_TASK PROMPT_
Bring together all lines of the material below that contain the string "iron".

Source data
=====
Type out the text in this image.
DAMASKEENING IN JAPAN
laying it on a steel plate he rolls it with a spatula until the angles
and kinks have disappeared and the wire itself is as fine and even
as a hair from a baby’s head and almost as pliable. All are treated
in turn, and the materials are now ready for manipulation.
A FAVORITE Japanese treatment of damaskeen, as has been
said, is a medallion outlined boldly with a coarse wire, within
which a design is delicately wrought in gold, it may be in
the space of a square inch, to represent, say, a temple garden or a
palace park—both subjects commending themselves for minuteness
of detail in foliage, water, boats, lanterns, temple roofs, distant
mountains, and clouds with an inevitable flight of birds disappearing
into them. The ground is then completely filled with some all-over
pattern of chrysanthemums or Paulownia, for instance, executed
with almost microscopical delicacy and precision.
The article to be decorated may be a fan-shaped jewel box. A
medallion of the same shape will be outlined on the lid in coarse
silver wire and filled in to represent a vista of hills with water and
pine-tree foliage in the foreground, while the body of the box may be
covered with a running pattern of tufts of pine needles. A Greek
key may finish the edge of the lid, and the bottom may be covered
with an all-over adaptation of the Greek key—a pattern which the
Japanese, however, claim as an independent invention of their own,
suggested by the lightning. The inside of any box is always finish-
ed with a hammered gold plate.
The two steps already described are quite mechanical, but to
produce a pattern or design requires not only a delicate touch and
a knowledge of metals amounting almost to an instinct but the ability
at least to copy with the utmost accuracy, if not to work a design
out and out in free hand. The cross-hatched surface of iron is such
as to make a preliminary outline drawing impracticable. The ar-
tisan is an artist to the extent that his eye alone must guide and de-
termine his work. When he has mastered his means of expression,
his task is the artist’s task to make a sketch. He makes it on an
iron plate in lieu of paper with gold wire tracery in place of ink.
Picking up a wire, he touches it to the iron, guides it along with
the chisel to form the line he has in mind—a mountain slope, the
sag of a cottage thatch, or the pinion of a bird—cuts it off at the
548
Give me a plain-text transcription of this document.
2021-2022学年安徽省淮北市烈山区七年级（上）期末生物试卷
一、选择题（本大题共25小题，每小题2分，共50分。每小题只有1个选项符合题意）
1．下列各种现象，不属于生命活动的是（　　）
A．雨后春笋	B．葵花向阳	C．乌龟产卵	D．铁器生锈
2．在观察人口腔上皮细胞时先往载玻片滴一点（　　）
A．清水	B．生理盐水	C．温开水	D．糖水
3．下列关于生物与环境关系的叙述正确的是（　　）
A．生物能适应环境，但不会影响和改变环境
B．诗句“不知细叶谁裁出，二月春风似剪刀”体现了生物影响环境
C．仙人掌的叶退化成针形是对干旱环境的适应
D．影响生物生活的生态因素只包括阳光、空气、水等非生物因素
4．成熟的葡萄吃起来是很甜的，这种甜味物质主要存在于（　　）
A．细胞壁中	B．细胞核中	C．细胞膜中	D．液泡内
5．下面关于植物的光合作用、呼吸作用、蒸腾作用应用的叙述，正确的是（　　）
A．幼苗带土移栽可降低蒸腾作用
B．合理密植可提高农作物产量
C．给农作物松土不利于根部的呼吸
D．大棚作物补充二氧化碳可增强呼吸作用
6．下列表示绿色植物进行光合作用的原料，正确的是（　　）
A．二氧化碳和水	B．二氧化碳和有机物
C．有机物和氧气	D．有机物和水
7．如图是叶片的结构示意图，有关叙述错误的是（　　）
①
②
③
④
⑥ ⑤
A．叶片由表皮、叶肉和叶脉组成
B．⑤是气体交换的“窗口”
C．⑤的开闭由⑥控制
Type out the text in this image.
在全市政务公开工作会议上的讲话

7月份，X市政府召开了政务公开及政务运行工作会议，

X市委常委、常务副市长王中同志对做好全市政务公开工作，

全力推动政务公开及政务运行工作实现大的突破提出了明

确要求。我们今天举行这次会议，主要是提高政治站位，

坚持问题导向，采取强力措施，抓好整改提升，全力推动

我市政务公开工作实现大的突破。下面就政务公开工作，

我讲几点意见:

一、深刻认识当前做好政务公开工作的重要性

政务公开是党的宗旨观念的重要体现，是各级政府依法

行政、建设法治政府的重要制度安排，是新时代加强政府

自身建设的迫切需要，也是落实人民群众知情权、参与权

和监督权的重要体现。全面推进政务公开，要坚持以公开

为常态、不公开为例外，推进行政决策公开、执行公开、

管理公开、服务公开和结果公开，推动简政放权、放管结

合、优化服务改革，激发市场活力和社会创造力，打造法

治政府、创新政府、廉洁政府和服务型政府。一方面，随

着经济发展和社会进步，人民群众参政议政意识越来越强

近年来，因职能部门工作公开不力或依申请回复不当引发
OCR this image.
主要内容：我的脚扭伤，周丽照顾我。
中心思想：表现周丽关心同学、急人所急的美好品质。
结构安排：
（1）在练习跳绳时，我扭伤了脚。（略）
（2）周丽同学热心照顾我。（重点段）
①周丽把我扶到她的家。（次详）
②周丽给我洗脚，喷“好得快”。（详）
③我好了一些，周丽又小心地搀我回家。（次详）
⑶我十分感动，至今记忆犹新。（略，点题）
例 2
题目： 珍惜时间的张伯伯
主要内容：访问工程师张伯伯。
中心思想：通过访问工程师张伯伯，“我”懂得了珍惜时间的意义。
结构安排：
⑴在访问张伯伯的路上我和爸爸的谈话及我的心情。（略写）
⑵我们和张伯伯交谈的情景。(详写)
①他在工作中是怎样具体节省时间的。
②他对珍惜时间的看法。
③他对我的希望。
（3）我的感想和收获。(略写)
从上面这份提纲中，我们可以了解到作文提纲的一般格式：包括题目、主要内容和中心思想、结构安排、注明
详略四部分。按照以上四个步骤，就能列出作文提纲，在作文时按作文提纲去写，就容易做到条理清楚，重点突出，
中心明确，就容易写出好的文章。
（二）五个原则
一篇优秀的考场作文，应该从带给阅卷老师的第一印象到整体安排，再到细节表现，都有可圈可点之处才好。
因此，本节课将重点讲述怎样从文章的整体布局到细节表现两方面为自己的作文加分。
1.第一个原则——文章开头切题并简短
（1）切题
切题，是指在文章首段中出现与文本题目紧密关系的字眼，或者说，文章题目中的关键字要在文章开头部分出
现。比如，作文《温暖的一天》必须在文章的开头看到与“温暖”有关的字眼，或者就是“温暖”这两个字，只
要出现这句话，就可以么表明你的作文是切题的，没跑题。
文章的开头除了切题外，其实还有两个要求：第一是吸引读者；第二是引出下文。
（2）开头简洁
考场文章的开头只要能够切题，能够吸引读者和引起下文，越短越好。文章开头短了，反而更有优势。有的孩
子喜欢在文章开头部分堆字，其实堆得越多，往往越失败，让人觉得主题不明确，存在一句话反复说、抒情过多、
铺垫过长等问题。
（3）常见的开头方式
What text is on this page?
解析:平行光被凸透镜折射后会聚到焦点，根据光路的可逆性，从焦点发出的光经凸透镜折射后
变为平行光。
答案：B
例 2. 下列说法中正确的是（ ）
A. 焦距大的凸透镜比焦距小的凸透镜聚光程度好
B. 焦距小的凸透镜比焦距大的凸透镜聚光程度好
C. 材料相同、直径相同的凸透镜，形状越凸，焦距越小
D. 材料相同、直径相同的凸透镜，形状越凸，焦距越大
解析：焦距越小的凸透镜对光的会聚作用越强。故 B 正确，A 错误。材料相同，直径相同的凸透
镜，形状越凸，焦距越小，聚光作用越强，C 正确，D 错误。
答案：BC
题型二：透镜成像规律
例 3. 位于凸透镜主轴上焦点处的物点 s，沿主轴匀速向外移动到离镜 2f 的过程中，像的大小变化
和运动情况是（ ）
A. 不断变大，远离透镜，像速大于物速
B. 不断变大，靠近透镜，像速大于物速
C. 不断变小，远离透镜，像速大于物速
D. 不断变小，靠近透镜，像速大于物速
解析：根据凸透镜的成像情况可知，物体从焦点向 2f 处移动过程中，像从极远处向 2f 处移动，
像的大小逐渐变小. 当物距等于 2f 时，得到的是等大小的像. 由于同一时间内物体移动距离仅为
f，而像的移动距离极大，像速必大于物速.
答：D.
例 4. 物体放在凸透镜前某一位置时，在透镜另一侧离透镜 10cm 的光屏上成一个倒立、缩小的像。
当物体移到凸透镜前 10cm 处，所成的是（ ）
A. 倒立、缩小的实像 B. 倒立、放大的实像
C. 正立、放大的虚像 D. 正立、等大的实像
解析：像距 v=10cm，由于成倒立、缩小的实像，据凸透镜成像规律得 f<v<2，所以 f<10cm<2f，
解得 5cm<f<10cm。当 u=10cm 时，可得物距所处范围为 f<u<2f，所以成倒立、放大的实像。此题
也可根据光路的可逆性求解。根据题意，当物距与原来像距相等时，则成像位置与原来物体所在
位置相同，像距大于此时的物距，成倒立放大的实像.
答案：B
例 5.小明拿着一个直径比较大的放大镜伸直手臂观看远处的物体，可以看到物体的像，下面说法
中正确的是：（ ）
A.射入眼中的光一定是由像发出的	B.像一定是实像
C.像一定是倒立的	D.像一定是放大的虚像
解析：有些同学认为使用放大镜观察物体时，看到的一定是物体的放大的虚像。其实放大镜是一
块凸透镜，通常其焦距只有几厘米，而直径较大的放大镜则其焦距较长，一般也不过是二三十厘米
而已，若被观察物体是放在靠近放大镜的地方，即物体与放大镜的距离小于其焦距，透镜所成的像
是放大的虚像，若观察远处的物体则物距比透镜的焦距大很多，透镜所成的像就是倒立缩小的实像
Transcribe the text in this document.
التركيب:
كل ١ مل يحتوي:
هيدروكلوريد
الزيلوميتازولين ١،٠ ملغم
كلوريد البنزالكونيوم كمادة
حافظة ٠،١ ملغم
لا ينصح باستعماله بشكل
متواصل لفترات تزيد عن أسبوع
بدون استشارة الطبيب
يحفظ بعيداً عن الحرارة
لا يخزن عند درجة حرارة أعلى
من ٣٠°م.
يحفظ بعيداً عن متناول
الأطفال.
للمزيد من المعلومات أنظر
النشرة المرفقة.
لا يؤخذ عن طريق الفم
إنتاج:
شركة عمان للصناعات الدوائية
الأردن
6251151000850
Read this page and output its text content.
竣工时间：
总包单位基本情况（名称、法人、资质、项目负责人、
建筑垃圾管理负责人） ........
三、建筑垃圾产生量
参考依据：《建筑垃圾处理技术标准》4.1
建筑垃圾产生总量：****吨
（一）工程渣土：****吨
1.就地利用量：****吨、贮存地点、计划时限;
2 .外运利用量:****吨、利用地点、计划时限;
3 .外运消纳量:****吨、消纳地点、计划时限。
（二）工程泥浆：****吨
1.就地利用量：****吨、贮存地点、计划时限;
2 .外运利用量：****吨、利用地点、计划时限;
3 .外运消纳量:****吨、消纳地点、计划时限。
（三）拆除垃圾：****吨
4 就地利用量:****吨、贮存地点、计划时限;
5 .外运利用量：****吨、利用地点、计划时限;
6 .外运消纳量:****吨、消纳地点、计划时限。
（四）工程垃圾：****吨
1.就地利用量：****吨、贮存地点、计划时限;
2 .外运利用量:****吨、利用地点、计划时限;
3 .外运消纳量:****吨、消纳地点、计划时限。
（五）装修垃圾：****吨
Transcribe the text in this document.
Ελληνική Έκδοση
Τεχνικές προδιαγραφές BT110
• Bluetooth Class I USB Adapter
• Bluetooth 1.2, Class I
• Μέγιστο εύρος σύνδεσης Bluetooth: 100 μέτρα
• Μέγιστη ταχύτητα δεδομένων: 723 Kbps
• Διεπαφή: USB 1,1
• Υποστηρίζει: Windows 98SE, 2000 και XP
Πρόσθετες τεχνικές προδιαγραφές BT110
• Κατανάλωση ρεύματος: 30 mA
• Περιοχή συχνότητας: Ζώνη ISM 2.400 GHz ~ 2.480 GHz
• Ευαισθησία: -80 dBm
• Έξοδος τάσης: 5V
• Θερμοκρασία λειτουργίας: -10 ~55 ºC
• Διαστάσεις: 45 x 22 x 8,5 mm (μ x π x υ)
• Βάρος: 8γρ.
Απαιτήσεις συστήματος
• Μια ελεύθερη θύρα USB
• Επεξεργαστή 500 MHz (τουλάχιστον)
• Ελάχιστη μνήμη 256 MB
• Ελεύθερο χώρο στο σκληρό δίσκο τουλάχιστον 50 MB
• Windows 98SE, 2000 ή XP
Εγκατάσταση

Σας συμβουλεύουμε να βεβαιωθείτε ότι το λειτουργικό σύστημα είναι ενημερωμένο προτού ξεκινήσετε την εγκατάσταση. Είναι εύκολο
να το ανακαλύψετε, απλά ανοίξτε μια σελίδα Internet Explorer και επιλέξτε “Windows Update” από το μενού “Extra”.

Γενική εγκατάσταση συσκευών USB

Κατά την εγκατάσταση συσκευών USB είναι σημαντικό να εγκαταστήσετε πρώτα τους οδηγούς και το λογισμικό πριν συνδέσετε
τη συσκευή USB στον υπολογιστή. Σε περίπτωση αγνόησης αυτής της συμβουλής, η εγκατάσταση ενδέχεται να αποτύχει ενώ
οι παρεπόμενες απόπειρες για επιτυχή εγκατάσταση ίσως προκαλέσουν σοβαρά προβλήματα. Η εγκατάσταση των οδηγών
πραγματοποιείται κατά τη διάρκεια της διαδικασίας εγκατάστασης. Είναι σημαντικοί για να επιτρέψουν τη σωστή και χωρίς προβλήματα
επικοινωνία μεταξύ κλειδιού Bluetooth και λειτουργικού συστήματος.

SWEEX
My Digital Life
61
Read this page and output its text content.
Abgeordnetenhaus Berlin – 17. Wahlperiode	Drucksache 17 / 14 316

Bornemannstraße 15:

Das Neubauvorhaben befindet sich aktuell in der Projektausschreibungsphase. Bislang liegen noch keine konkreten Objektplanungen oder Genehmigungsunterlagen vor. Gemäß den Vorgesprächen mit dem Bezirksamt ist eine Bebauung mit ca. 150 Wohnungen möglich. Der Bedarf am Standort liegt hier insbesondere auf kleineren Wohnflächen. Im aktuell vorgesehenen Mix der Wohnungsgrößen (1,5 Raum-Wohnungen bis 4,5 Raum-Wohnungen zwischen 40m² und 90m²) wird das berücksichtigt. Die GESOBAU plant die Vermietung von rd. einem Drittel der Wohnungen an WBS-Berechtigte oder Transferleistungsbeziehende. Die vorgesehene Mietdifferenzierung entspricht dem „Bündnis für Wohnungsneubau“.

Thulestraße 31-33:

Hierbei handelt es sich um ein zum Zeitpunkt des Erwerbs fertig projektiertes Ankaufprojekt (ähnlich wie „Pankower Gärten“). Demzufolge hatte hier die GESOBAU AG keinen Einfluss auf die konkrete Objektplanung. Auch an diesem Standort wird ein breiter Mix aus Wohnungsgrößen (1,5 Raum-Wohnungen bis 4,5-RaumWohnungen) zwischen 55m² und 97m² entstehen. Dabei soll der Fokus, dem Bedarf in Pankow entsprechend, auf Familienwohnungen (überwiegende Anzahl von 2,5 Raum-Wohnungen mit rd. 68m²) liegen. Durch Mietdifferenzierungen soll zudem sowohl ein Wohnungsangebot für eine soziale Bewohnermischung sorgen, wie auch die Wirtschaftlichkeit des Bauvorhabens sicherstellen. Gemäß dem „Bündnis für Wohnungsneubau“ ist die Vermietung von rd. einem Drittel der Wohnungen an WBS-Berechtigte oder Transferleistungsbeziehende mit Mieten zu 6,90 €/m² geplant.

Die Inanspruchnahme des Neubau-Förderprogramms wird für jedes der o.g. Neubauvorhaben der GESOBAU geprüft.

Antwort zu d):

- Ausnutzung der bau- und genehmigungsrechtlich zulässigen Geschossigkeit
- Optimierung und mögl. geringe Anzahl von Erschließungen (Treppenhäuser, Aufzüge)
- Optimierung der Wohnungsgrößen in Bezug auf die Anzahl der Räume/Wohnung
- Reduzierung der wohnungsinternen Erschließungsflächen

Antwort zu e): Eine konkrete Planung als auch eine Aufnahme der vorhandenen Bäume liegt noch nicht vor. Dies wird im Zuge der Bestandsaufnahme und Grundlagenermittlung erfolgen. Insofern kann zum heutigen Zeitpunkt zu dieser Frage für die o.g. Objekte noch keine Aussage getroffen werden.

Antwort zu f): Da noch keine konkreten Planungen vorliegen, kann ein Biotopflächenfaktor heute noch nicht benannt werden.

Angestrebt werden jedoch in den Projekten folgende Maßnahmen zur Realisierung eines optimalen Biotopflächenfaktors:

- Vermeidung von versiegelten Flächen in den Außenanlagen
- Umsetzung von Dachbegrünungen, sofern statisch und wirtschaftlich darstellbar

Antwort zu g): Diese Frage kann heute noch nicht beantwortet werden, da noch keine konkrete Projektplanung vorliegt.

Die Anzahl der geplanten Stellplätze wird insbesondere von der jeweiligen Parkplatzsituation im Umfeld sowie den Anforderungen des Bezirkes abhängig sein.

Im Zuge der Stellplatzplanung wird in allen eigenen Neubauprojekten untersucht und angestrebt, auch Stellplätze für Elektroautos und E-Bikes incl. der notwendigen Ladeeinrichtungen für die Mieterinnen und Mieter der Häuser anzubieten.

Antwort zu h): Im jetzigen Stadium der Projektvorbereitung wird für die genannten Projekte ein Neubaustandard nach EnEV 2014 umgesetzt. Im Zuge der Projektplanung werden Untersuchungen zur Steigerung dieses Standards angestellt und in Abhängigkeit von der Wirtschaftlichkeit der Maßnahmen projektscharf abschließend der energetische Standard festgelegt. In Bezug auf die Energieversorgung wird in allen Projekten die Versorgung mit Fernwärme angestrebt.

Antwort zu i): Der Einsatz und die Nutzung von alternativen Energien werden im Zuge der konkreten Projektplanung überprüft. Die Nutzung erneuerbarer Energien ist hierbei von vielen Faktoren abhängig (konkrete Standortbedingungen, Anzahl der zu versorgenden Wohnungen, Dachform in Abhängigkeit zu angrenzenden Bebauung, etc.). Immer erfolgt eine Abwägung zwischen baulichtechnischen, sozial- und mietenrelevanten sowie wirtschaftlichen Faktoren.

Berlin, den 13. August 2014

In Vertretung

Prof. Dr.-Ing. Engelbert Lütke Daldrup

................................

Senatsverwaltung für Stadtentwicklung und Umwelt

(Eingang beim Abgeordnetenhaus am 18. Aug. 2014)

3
=====
_ANSWER TO THIS PROBLEM_
out and out in free hand. The cross-hatched surface of iron is such
iron plate in lieu of paper with gold wire tracery in place of ink.
Picking up a wire, he touches it to the iron, guides it along with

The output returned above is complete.